Exercise goal: Copy each line of the records that holds the string "structured".

The records:

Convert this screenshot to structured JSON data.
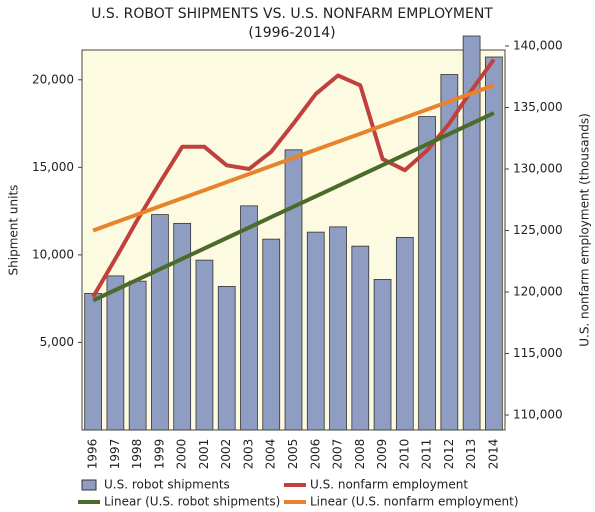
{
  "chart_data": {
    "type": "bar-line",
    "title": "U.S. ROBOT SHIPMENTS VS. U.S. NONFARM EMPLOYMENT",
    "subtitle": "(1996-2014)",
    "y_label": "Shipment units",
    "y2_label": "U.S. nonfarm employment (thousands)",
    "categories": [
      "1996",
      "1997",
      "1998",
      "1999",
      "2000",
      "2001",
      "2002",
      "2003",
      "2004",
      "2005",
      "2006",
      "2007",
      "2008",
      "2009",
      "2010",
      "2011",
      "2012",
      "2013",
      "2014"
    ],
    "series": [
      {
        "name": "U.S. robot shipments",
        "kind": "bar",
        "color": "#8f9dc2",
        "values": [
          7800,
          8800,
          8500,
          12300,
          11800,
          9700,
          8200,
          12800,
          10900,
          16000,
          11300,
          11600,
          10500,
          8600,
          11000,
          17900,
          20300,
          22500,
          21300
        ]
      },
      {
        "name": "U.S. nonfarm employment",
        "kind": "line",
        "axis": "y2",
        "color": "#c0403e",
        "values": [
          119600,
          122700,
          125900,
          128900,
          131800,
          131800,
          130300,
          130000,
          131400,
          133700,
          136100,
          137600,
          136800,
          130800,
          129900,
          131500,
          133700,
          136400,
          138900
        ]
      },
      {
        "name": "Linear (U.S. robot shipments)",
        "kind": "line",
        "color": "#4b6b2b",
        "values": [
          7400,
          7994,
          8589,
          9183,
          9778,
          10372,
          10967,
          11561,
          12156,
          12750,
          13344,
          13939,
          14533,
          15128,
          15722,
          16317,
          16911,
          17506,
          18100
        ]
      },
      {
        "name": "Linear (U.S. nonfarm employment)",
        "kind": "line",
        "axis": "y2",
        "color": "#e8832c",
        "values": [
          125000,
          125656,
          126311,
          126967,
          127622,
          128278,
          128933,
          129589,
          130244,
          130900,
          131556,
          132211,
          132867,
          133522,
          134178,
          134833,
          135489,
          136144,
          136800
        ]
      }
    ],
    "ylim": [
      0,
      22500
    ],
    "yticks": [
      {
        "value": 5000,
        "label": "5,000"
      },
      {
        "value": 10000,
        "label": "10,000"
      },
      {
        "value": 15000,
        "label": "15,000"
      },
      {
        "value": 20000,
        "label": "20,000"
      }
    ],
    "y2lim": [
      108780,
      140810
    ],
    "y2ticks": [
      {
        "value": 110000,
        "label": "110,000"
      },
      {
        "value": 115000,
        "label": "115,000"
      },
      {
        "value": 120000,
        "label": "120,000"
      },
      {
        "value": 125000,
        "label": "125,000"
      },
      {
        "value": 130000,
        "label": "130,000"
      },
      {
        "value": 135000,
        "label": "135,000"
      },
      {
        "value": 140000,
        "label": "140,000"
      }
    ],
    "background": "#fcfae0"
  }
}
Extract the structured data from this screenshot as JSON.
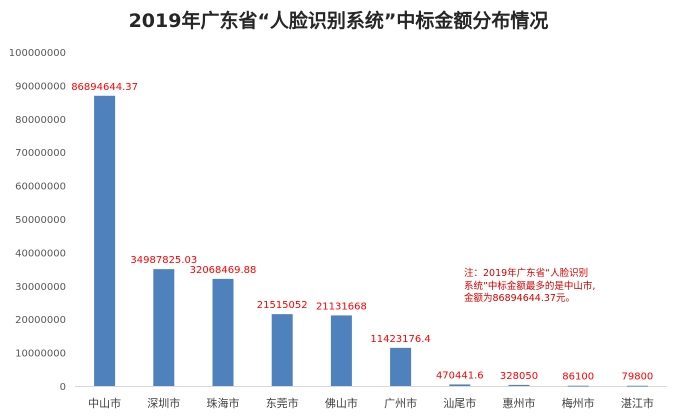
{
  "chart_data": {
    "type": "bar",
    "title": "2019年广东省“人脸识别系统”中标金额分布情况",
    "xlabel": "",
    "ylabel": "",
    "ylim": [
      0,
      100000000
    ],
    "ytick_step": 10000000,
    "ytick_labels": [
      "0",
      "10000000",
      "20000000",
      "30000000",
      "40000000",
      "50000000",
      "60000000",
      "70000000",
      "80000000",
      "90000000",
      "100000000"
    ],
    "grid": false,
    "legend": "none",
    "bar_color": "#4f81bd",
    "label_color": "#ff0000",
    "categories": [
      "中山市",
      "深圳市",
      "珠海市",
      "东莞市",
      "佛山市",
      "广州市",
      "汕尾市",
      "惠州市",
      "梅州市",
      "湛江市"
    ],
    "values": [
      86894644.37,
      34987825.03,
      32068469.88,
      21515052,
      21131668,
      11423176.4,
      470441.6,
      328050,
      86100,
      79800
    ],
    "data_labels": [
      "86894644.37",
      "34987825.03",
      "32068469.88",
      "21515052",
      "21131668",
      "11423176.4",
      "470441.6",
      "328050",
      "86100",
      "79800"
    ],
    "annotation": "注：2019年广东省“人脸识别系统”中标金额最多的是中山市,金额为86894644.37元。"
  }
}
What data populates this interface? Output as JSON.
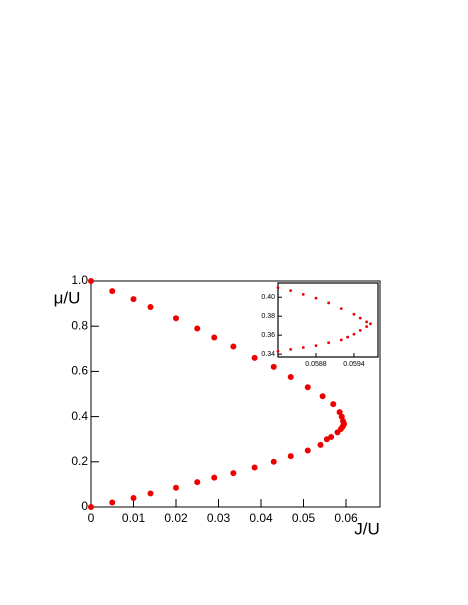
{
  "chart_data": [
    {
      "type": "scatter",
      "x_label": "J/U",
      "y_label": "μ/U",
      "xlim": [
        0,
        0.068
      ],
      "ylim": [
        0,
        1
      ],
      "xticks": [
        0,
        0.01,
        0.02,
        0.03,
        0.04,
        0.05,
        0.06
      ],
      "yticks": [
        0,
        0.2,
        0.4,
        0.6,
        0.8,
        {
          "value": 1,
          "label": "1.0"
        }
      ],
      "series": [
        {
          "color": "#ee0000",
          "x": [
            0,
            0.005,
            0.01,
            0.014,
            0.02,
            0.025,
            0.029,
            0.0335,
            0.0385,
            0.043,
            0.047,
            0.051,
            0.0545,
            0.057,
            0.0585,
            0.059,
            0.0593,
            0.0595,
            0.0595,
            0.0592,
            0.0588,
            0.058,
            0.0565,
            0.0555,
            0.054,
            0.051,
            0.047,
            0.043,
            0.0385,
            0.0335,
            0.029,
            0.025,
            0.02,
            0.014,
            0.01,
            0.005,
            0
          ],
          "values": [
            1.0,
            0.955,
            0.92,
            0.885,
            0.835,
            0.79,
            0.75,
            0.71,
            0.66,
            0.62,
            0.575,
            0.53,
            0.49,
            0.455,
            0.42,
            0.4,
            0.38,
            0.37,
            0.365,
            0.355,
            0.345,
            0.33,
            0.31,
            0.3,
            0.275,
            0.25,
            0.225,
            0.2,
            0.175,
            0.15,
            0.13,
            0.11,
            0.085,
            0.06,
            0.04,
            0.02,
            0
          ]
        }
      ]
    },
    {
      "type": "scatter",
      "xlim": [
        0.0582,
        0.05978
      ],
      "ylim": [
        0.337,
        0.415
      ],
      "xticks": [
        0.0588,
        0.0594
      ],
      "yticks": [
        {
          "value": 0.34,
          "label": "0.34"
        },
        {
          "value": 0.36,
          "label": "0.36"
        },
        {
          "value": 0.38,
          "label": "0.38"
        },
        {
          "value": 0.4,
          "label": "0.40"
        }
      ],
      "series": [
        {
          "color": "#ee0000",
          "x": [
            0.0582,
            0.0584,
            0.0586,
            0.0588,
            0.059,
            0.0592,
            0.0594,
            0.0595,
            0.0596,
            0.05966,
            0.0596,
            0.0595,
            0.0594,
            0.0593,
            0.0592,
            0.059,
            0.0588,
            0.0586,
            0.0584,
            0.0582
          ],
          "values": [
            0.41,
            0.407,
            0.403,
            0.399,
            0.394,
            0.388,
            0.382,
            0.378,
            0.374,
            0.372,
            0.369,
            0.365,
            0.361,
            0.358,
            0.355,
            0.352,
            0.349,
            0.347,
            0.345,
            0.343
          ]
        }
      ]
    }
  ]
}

--

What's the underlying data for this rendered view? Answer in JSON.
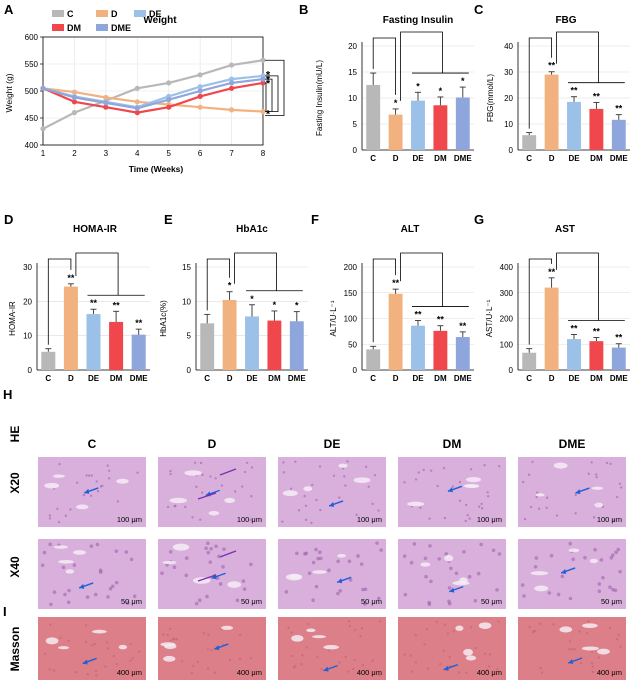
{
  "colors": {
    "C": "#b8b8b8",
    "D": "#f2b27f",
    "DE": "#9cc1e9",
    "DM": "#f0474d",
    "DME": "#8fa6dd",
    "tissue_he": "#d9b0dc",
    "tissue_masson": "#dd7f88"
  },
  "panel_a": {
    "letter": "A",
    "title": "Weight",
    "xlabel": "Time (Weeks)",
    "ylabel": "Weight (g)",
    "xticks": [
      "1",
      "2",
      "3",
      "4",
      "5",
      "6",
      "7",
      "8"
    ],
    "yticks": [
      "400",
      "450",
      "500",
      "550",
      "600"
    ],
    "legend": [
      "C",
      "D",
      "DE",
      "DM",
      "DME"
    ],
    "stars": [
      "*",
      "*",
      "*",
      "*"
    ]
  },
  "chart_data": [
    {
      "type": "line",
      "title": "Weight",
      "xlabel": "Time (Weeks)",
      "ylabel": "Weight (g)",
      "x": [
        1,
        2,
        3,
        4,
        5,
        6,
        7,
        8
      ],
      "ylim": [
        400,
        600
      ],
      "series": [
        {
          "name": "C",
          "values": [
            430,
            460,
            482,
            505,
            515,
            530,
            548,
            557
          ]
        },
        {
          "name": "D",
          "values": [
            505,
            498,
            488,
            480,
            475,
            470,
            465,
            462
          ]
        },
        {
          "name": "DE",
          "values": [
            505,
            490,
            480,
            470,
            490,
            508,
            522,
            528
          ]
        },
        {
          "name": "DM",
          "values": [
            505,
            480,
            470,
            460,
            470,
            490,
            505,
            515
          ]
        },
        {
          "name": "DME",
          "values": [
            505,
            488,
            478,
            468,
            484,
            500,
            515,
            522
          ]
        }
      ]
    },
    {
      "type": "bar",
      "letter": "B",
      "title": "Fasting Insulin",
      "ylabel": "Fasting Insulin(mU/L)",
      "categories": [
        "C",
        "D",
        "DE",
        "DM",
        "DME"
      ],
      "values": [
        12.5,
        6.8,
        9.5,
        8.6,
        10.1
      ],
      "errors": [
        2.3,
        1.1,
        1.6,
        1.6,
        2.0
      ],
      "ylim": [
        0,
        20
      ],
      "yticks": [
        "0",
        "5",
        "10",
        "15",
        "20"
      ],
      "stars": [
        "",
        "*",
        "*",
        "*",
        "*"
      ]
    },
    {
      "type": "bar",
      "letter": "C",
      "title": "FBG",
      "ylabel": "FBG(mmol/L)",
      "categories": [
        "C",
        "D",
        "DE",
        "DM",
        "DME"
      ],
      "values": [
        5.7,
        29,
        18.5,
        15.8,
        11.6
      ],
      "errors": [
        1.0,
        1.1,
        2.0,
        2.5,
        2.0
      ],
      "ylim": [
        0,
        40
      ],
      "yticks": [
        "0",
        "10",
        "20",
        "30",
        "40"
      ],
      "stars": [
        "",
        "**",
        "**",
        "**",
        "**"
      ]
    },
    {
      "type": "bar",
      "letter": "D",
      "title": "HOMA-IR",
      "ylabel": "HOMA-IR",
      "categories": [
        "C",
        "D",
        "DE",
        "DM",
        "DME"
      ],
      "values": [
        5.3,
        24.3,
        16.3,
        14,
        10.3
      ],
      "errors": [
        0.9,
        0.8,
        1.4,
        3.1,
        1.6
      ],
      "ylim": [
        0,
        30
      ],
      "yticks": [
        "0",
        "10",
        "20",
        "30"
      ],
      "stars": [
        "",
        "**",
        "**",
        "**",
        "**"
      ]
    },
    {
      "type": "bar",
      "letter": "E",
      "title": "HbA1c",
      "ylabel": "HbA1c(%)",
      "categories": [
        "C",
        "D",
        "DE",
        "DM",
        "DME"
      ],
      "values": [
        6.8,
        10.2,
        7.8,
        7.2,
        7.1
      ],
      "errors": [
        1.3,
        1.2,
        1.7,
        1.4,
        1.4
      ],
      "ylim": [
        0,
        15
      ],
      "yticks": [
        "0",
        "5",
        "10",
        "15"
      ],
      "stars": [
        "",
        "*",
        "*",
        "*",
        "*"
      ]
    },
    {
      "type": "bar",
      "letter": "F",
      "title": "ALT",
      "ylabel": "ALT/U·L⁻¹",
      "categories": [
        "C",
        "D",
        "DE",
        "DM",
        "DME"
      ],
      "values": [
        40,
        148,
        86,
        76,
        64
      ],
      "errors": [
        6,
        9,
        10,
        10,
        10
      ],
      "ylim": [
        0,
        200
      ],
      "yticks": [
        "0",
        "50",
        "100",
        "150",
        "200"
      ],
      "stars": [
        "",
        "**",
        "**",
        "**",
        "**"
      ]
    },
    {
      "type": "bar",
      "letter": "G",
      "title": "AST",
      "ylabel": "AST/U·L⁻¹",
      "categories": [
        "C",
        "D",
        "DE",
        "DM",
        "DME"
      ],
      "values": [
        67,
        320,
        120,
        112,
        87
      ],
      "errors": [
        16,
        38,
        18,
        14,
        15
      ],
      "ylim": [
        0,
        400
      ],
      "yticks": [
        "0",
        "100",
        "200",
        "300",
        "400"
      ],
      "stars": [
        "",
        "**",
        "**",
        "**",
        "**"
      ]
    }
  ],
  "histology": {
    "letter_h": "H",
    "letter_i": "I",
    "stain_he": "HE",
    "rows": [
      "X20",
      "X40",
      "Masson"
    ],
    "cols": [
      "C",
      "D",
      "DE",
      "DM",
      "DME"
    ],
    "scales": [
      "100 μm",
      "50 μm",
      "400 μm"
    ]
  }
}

==

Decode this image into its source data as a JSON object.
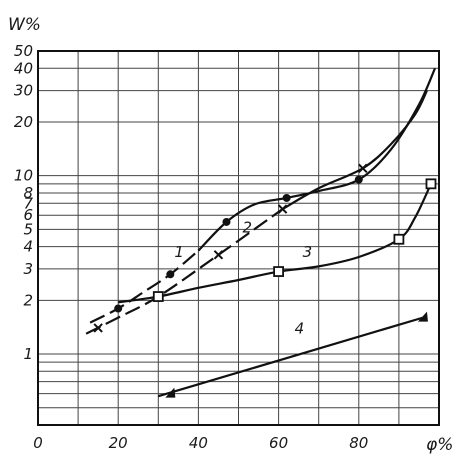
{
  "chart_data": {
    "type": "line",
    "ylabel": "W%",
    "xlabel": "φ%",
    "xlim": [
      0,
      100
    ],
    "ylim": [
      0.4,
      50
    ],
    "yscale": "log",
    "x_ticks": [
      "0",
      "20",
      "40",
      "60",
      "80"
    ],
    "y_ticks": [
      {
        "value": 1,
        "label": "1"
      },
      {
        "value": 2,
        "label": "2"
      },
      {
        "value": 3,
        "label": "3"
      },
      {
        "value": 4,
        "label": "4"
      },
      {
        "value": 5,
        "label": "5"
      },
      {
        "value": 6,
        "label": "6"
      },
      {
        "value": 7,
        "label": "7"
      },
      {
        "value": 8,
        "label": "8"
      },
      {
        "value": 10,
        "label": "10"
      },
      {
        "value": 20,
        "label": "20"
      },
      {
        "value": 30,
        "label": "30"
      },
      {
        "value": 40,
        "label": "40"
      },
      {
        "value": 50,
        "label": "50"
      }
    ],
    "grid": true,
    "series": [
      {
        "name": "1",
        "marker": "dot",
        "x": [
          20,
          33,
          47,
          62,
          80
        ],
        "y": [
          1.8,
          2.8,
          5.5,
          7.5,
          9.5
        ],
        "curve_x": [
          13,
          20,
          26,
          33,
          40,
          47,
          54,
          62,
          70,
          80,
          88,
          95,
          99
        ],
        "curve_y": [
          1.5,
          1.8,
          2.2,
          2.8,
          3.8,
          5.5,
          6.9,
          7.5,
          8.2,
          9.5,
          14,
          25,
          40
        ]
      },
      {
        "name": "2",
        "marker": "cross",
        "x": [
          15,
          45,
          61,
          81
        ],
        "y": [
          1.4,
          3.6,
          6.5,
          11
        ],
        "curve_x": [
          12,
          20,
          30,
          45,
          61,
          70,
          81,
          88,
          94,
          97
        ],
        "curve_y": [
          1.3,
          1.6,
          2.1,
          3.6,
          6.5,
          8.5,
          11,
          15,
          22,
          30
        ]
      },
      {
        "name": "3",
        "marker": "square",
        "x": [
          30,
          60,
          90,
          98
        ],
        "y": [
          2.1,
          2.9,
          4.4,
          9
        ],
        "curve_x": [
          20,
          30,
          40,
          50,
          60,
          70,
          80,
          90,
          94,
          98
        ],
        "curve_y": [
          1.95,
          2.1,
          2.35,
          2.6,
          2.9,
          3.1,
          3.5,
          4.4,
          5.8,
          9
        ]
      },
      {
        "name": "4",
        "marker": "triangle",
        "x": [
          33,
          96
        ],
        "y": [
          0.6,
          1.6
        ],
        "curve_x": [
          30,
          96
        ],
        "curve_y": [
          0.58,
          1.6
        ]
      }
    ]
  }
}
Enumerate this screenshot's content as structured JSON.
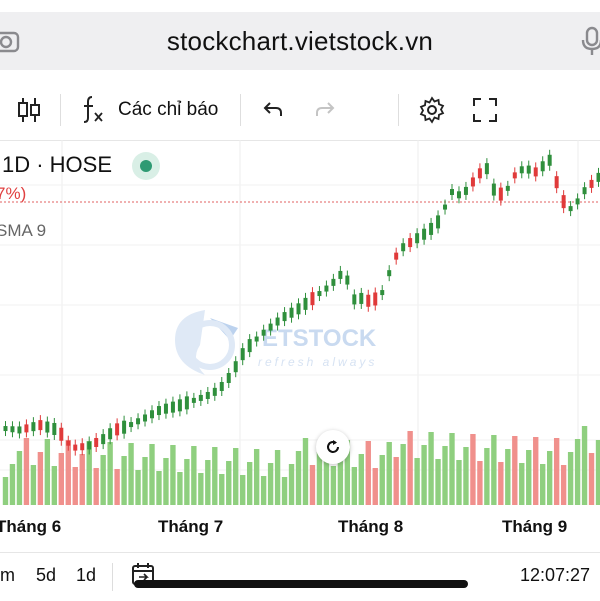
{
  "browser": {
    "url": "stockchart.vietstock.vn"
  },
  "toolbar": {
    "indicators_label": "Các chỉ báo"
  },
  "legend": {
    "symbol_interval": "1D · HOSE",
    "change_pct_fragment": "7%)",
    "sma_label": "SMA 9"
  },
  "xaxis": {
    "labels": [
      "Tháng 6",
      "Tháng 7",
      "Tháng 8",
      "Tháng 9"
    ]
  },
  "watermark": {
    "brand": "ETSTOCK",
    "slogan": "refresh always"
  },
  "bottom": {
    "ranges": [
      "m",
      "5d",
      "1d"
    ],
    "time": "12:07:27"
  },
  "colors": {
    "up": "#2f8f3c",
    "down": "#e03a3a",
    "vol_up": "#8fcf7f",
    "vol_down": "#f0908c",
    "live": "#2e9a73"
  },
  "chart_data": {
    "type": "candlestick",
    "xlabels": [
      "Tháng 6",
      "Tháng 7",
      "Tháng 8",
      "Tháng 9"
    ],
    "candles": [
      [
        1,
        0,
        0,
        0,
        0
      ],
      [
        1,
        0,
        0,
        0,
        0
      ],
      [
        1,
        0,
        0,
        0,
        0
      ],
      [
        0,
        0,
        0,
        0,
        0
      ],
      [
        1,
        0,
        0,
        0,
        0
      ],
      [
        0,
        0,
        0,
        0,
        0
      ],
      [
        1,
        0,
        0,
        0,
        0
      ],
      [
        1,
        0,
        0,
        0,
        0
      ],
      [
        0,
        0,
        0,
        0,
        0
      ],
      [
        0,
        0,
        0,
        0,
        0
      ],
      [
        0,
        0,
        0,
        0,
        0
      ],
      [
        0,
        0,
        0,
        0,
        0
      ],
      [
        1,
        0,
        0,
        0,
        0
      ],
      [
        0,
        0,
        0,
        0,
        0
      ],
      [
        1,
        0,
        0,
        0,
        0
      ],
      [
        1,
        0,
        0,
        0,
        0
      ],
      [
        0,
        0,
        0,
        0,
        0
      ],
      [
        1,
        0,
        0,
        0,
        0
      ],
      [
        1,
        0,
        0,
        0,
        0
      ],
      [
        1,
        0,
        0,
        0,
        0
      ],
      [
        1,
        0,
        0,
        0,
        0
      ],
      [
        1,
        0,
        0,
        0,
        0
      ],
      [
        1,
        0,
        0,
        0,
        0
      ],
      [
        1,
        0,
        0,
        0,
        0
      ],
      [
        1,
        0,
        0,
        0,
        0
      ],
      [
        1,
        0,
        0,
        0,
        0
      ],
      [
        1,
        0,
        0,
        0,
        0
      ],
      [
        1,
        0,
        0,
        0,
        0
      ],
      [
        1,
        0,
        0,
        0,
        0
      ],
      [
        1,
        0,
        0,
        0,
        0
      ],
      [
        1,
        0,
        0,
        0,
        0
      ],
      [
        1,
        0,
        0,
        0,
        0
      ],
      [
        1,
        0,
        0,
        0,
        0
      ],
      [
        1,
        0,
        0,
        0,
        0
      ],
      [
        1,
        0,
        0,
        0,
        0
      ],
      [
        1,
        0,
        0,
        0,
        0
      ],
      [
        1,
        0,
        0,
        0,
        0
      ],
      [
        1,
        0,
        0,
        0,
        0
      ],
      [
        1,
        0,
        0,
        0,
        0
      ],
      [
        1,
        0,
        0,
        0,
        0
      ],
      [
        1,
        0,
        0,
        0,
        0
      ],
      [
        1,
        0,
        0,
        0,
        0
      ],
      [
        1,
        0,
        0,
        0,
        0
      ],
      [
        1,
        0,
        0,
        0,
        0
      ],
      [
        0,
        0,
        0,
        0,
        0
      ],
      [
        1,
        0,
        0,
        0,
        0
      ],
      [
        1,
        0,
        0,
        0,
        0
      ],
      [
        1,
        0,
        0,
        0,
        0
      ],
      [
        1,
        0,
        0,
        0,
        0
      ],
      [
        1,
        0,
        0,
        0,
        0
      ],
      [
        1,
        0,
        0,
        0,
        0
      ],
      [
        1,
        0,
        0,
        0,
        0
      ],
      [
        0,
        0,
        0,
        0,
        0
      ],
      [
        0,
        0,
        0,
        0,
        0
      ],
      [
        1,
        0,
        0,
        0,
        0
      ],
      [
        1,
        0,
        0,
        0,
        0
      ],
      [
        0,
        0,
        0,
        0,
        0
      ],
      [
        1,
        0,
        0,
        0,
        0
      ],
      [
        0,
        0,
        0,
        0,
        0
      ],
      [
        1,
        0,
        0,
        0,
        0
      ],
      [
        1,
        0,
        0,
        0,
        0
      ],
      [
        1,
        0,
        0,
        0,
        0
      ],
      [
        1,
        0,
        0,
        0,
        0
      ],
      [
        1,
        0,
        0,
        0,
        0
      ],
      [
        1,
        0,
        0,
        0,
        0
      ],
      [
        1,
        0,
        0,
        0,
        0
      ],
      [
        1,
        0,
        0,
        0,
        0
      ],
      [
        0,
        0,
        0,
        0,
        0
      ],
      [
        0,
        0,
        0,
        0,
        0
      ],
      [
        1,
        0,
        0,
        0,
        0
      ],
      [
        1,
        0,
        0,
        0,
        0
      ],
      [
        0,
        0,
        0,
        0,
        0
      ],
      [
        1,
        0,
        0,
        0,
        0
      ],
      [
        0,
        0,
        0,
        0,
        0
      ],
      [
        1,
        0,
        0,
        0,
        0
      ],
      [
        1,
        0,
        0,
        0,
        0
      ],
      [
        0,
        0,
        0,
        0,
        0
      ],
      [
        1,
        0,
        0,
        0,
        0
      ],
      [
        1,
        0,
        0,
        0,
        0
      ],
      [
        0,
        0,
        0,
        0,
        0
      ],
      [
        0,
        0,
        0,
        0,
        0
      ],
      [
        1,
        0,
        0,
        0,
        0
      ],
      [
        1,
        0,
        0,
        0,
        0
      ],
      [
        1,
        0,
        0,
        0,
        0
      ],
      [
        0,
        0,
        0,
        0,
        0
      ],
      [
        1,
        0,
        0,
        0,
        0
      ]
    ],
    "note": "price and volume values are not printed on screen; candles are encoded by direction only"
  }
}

Exercise answer:
Convert this screenshot to structured JSON data.
Extract the structured data from this screenshot as JSON.
Enumerate this screenshot's content as structured JSON.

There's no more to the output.